**Work required:**
Arrange every line of the listing below into a numbered list, skipping blank lines and leaving out the pictures.
※
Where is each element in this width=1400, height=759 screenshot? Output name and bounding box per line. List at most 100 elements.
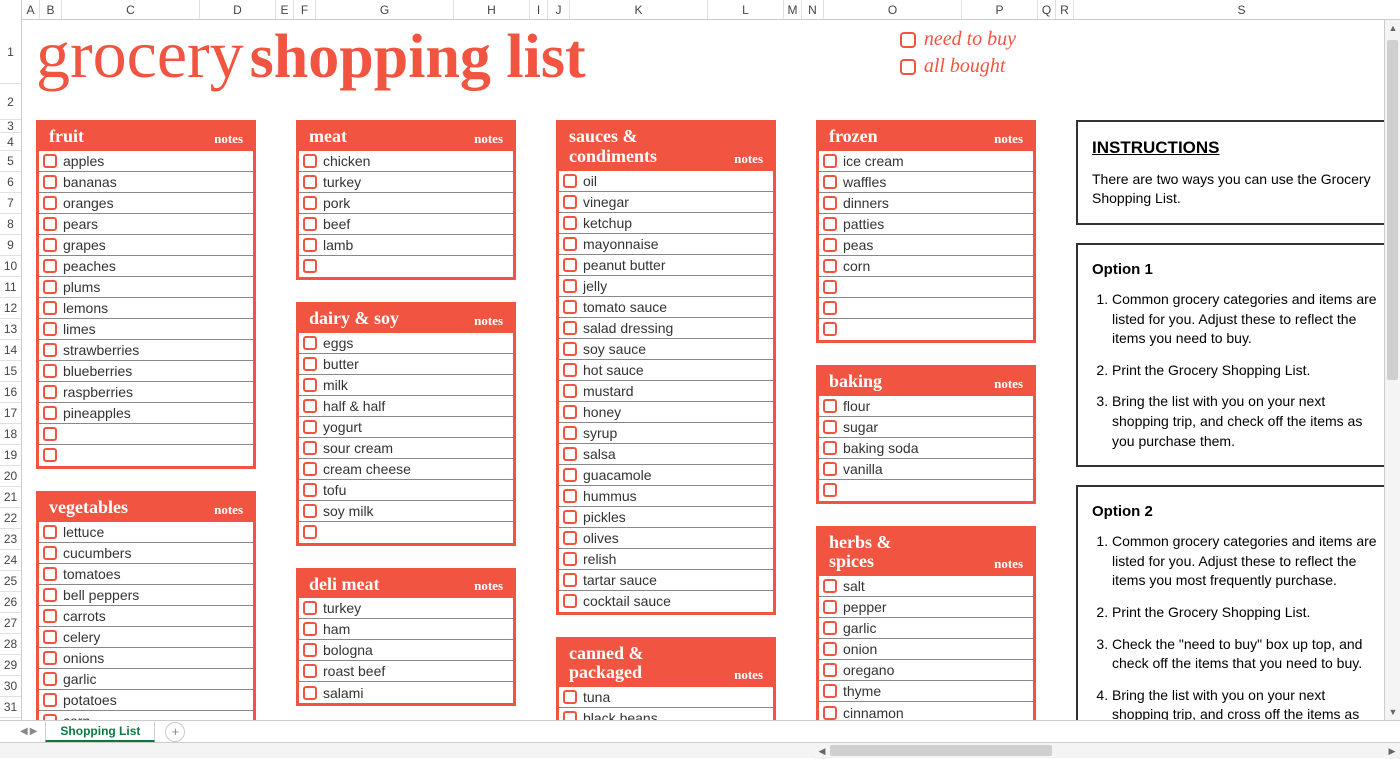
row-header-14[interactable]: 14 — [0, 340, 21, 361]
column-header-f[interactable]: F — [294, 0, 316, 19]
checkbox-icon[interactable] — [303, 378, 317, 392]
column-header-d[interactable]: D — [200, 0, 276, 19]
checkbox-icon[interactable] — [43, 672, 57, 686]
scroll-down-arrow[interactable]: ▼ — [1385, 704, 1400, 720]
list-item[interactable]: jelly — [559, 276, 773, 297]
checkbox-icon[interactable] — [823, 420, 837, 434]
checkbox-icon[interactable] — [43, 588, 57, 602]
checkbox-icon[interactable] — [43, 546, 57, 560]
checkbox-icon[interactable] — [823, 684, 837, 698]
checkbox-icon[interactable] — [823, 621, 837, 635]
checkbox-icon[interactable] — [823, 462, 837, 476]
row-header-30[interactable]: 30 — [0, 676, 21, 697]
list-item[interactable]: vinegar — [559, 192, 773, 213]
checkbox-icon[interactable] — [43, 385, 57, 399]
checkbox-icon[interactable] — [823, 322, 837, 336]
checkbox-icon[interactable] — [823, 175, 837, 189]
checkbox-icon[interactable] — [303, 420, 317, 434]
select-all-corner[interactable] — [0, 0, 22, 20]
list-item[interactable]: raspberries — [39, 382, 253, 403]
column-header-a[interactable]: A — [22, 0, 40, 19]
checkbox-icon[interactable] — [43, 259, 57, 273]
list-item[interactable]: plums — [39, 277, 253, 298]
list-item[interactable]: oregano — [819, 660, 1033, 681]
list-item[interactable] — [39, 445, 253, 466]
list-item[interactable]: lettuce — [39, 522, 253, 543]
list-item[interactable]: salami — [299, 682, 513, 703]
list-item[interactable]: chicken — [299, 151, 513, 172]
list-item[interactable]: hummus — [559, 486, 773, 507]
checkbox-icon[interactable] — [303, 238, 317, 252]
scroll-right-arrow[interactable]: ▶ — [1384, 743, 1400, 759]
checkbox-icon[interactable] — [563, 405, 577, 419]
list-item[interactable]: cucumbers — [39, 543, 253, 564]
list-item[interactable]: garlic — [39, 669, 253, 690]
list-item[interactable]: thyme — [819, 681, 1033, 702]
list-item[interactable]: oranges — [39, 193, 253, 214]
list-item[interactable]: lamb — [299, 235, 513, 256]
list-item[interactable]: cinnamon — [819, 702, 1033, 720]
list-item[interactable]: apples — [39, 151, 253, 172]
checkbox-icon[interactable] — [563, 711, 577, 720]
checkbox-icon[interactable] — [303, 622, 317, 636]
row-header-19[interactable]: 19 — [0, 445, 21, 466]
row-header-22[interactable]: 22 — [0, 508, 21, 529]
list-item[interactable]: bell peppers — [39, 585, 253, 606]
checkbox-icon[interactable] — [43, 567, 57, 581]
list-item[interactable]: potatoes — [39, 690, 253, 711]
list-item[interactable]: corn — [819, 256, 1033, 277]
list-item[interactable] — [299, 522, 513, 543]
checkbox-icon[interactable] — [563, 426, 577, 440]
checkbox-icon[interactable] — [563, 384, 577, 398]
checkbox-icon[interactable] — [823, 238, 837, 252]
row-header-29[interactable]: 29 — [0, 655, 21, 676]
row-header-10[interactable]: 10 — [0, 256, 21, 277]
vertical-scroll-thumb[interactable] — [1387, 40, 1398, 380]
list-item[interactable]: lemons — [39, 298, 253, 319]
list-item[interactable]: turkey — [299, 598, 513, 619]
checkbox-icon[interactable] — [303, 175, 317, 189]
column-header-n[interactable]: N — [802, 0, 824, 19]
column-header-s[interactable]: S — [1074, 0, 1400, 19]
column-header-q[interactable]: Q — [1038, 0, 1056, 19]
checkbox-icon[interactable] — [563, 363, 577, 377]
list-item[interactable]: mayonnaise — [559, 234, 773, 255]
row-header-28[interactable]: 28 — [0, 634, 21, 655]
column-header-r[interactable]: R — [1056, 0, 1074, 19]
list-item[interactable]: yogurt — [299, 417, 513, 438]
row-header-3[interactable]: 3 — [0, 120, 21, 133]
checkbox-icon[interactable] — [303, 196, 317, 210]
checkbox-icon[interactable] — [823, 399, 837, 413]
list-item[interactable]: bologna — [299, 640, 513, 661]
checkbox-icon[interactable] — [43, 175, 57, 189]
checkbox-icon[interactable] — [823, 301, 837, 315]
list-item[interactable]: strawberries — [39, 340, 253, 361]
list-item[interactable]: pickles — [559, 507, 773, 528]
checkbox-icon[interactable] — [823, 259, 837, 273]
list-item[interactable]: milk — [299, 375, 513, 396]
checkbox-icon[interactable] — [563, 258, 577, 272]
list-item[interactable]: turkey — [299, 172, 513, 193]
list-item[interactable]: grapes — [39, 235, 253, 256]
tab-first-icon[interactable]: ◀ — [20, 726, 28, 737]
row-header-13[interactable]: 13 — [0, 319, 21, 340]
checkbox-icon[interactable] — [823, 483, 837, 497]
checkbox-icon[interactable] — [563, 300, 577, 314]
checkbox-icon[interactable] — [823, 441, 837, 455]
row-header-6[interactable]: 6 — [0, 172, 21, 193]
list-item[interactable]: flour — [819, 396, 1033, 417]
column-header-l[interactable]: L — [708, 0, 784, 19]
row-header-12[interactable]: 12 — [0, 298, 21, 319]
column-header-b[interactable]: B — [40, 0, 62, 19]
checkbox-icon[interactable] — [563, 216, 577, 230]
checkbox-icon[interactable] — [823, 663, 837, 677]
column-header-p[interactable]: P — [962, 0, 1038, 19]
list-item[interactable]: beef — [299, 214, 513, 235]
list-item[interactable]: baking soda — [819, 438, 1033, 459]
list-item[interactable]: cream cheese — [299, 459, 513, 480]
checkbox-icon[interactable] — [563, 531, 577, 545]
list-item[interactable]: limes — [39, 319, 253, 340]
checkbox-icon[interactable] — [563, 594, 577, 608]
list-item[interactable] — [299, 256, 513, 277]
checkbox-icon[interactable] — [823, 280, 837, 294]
※
**Task answer:**
1. Where is each element in this width=1400, height=759 screenshot? Output name and bounding box per line. List at most 100 elements.
2. row-header-14[interactable]: 14 — [0, 340, 21, 361]
3. column-header-f[interactable]: F — [294, 0, 316, 19]
4. checkbox-icon[interactable] — [303, 378, 317, 392]
5. column-header-d[interactable]: D — [200, 0, 276, 19]
6. checkbox-icon[interactable] — [43, 672, 57, 686]
7. scroll-down-arrow[interactable]: ▼ — [1385, 704, 1400, 720]
8. list-item[interactable]: jelly — [559, 276, 773, 297]
9. checkbox-icon[interactable] — [823, 420, 837, 434]
10. checkbox-icon[interactable] — [43, 588, 57, 602]
11. checkbox-icon[interactable] — [43, 546, 57, 560]
12. checkbox-icon[interactable] — [823, 684, 837, 698]
13. checkbox-icon[interactable] — [823, 621, 837, 635]
14. checkbox-icon[interactable] — [823, 462, 837, 476]
15. row-header-30[interactable]: 30 — [0, 676, 21, 697]
16. list-item[interactable]: vinegar — [559, 192, 773, 213]
17. checkbox-icon[interactable] — [43, 385, 57, 399]
18. checkbox-icon[interactable] — [823, 322, 837, 336]
19. checkbox-icon[interactable] — [823, 175, 837, 189]
20. checkbox-icon[interactable] — [303, 420, 317, 434]
21. select-all-corner[interactable] — [0, 0, 22, 20]
22. list-item[interactable]: raspberries — [39, 382, 253, 403]
23. column-header-a[interactable]: A — [22, 0, 40, 19]
24. checkbox-icon[interactable] — [43, 259, 57, 273]
25. list-item[interactable]: plums — [39, 277, 253, 298]
26. list-item[interactable]: oregano — [819, 660, 1033, 681]
27. list-item[interactable] — [39, 445, 253, 466]
28. list-item[interactable]: lettuce — [39, 522, 253, 543]
29. list-item[interactable]: salami — [299, 682, 513, 703]
30. list-item[interactable]: chicken — [299, 151, 513, 172]
31. list-item[interactable]: hummus — [559, 486, 773, 507]
32. checkbox-icon[interactable] — [303, 238, 317, 252]
33. scroll-right-arrow[interactable]: ▶ — [1384, 743, 1400, 759]
34. checkbox-icon[interactable] — [563, 405, 577, 419]
35. list-item[interactable]: cucumbers — [39, 543, 253, 564]
36. list-item[interactable]: garlic — [39, 669, 253, 690]
37. list-item[interactable]: thyme — [819, 681, 1033, 702]
38. list-item[interactable]: oranges — [39, 193, 253, 214]
39. list-item[interactable]: lamb — [299, 235, 513, 256]
40. list-item[interactable]: cinnamon — [819, 702, 1033, 720]
41. list-item[interactable]: apples — [39, 151, 253, 172]
42. checkbox-icon[interactable] — [563, 711, 577, 720]
43. checkbox-icon[interactable] — [303, 622, 317, 636]
44. row-header-19[interactable]: 19 — [0, 445, 21, 466]
45. row-header-22[interactable]: 22 — [0, 508, 21, 529]
46. list-item[interactable]: bell peppers — [39, 585, 253, 606]
47. checkbox-icon[interactable] — [43, 567, 57, 581]
48. list-item[interactable]: potatoes — [39, 690, 253, 711]
49. list-item[interactable]: corn — [819, 256, 1033, 277]
50. list-item[interactable] — [299, 522, 513, 543]
51. checkbox-icon[interactable] — [563, 426, 577, 440]
52. checkbox-icon[interactable] — [563, 384, 577, 398]
53. checkbox-icon[interactable] — [823, 238, 837, 252]
54. row-header-29[interactable]: 29 — [0, 655, 21, 676]
55. row-header-10[interactable]: 10 — [0, 256, 21, 277]
56. vertical-scroll-thumb[interactable] — [1387, 40, 1398, 380]
57. list-item[interactable]: lemons — [39, 298, 253, 319]
58. list-item[interactable]: turkey — [299, 598, 513, 619]
59. checkbox-icon[interactable] — [303, 175, 317, 189]
60. column-header-n[interactable]: N — [802, 0, 824, 19]
61. column-header-s[interactable]: S — [1074, 0, 1400, 19]
62. column-header-q[interactable]: Q — [1038, 0, 1056, 19]
63. checkbox-icon[interactable] — [563, 363, 577, 377]
64. list-item[interactable]: mayonnaise — [559, 234, 773, 255]
65. row-header-28[interactable]: 28 — [0, 634, 21, 655]
66. column-header-r[interactable]: R — [1056, 0, 1074, 19]
67. list-item[interactable]: yogurt — [299, 417, 513, 438]
68. row-header-3[interactable]: 3 — [0, 120, 21, 133]
69. checkbox-icon[interactable] — [303, 196, 317, 210]
70. checkbox-icon[interactable] — [823, 399, 837, 413]
71. list-item[interactable]: bologna — [299, 640, 513, 661]
72. checkbox-icon[interactable] — [43, 175, 57, 189]
73. checkbox-icon[interactable] — [823, 301, 837, 315]
74. list-item[interactable]: strawberries — [39, 340, 253, 361]
75. list-item[interactable]: pickles — [559, 507, 773, 528]
76. checkbox-icon[interactable] — [823, 259, 837, 273]
77. list-item[interactable]: milk — [299, 375, 513, 396]
78. checkbox-icon[interactable] — [563, 258, 577, 272]
79. list-item[interactable]: turkey — [299, 172, 513, 193]
80. list-item[interactable]: grapes — [39, 235, 253, 256]
81. tab-first-icon[interactable]: ◀ — [20, 726, 28, 737]
82. row-header-13[interactable]: 13 — [0, 319, 21, 340]
83. checkbox-icon[interactable] — [823, 483, 837, 497]
84. checkbox-icon[interactable] — [563, 300, 577, 314]
85. checkbox-icon[interactable] — [823, 441, 837, 455]
86. row-header-6[interactable]: 6 — [0, 172, 21, 193]
87. list-item[interactable]: flour — [819, 396, 1033, 417]
88. column-header-l[interactable]: L — [708, 0, 784, 19]
89. row-header-12[interactable]: 12 — [0, 298, 21, 319]
90. column-header-b[interactable]: B — [40, 0, 62, 19]
91. checkbox-icon[interactable] — [563, 216, 577, 230]
92. checkbox-icon[interactable] — [823, 663, 837, 677]
93. column-header-p[interactable]: P — [962, 0, 1038, 19]
94. list-item[interactable]: beef — [299, 214, 513, 235]
95. list-item[interactable]: baking soda — [819, 438, 1033, 459]
96. list-item[interactable]: cream cheese — [299, 459, 513, 480]
97. checkbox-icon[interactable] — [563, 531, 577, 545]
98. list-item[interactable]: limes — [39, 319, 253, 340]
99. checkbox-icon[interactable] — [563, 594, 577, 608]
100. list-item[interactable] — [299, 256, 513, 277]
101. checkbox-icon[interactable] — [823, 280, 837, 294]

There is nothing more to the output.